§ **Task prompt**:
Reproduce each line bearing the word "稀土工程相关专业".
• • • • • • •
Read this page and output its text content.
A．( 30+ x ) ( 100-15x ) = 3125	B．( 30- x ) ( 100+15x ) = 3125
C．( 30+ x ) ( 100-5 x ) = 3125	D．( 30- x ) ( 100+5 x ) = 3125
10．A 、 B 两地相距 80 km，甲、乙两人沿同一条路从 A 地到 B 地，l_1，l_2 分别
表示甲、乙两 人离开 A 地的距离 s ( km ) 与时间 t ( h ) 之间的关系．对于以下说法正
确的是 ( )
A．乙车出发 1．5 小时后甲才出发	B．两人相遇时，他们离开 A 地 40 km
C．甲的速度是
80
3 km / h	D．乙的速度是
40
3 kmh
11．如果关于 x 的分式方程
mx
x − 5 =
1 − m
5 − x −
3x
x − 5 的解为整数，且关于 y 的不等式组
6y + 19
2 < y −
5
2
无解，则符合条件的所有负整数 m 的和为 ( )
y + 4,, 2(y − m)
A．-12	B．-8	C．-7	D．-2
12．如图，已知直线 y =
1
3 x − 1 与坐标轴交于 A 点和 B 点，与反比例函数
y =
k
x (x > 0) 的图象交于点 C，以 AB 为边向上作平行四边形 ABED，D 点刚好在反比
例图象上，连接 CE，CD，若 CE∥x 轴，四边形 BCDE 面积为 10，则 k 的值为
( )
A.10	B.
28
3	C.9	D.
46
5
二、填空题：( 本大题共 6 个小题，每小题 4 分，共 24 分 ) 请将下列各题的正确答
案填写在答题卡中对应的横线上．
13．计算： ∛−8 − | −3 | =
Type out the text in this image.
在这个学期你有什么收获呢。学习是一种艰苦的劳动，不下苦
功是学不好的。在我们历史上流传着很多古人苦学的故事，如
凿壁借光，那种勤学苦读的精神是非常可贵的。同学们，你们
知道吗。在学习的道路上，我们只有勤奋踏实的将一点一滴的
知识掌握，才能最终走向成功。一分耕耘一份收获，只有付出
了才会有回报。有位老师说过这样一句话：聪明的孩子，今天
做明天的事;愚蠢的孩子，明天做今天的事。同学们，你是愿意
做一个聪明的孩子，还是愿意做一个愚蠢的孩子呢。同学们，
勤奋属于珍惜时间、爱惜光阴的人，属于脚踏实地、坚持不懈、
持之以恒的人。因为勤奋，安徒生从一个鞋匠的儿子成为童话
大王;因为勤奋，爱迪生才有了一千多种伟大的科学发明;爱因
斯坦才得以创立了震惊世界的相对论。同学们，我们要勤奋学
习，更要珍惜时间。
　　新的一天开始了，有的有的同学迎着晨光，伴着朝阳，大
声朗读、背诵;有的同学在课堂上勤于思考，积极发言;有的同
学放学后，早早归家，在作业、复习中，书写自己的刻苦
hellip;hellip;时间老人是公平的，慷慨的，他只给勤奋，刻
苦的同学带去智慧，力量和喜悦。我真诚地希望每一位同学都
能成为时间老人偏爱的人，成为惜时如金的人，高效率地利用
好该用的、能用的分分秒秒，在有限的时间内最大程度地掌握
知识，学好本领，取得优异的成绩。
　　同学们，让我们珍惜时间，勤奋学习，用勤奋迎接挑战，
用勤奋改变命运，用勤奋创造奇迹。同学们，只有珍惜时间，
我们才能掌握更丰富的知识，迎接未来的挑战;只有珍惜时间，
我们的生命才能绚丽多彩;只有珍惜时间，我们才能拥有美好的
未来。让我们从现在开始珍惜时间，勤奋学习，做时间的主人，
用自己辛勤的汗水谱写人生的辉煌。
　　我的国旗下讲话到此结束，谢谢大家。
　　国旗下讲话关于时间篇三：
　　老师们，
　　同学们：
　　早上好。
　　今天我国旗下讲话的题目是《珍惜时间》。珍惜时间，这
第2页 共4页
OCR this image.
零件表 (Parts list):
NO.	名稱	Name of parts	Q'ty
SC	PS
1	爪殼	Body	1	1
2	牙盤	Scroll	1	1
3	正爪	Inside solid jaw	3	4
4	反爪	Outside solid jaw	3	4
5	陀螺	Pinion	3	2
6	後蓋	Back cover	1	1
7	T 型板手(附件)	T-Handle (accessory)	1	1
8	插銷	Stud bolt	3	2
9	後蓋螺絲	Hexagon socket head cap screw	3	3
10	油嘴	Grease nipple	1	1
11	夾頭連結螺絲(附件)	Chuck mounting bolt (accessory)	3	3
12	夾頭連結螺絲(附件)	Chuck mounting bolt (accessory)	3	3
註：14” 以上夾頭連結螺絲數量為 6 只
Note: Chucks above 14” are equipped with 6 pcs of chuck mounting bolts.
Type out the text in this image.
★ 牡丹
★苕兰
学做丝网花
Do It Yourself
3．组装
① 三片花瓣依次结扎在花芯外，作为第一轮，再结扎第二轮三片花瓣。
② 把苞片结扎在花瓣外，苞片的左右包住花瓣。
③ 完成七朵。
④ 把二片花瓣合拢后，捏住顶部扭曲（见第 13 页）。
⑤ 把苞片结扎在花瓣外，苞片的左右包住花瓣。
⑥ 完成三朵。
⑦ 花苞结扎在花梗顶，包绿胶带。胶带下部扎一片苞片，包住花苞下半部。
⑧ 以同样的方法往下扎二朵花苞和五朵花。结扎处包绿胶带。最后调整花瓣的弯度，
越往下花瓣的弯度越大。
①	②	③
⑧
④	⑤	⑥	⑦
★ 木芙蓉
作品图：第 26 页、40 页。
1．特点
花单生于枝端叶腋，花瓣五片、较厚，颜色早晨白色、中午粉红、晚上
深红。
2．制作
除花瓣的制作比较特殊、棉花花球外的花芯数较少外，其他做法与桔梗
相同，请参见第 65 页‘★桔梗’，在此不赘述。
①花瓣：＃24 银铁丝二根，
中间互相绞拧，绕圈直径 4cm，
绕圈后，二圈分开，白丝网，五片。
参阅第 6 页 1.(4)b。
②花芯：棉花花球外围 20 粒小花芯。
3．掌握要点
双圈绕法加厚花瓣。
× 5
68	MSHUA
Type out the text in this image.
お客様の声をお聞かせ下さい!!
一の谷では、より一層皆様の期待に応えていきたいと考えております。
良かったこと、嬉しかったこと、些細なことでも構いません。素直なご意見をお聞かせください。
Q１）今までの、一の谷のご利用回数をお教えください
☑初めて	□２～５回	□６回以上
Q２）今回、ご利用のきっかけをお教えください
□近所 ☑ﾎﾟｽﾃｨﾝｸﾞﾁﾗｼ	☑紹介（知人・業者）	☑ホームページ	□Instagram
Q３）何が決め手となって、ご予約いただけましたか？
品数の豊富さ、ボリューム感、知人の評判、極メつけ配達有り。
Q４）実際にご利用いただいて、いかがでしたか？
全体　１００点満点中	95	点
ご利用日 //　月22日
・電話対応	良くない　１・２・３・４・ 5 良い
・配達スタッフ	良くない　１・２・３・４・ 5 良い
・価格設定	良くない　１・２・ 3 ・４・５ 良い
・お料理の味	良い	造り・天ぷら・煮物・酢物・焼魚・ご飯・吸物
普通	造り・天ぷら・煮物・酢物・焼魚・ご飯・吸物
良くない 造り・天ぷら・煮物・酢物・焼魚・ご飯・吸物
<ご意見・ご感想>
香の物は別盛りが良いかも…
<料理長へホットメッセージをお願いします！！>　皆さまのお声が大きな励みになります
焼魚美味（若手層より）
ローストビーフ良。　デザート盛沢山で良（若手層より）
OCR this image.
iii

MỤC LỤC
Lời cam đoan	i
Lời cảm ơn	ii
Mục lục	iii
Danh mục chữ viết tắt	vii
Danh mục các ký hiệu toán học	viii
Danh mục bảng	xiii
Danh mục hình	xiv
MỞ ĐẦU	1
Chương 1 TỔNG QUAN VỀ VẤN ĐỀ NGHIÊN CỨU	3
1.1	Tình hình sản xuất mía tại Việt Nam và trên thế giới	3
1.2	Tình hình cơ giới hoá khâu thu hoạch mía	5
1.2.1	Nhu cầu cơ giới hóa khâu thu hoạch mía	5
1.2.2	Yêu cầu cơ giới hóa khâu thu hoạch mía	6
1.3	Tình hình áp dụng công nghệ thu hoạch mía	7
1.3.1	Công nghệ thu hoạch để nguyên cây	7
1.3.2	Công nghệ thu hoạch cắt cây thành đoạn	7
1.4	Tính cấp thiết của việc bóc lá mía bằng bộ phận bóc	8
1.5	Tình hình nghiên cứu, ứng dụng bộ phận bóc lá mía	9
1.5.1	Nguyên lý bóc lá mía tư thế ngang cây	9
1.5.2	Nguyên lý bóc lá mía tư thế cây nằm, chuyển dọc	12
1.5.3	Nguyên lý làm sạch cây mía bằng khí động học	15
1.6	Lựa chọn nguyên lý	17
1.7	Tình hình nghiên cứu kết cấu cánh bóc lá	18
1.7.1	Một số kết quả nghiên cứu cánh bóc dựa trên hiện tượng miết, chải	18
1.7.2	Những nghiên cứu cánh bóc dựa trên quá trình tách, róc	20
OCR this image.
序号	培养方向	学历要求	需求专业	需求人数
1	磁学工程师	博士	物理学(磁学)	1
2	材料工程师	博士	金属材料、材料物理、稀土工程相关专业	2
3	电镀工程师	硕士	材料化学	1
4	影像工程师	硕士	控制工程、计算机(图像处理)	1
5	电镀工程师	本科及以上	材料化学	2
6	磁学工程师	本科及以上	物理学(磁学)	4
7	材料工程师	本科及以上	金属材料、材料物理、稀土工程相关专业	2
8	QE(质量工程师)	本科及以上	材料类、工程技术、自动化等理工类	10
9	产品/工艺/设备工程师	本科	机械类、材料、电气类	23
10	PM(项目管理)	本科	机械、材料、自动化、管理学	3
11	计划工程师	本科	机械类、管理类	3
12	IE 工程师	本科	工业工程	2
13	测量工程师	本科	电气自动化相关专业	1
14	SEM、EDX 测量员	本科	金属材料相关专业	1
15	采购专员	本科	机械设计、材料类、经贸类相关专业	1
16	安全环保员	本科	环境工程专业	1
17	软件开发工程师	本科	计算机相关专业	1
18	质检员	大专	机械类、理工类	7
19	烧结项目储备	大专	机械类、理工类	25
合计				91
• • • • • • •
§ **Solution to this exercise**:
2	材料工程师	博士	金属材料、材料物理、稀土工程相关专业	2
7	材料工程师	本科及以上	金属材料、材料物理、稀土工程相关专业	2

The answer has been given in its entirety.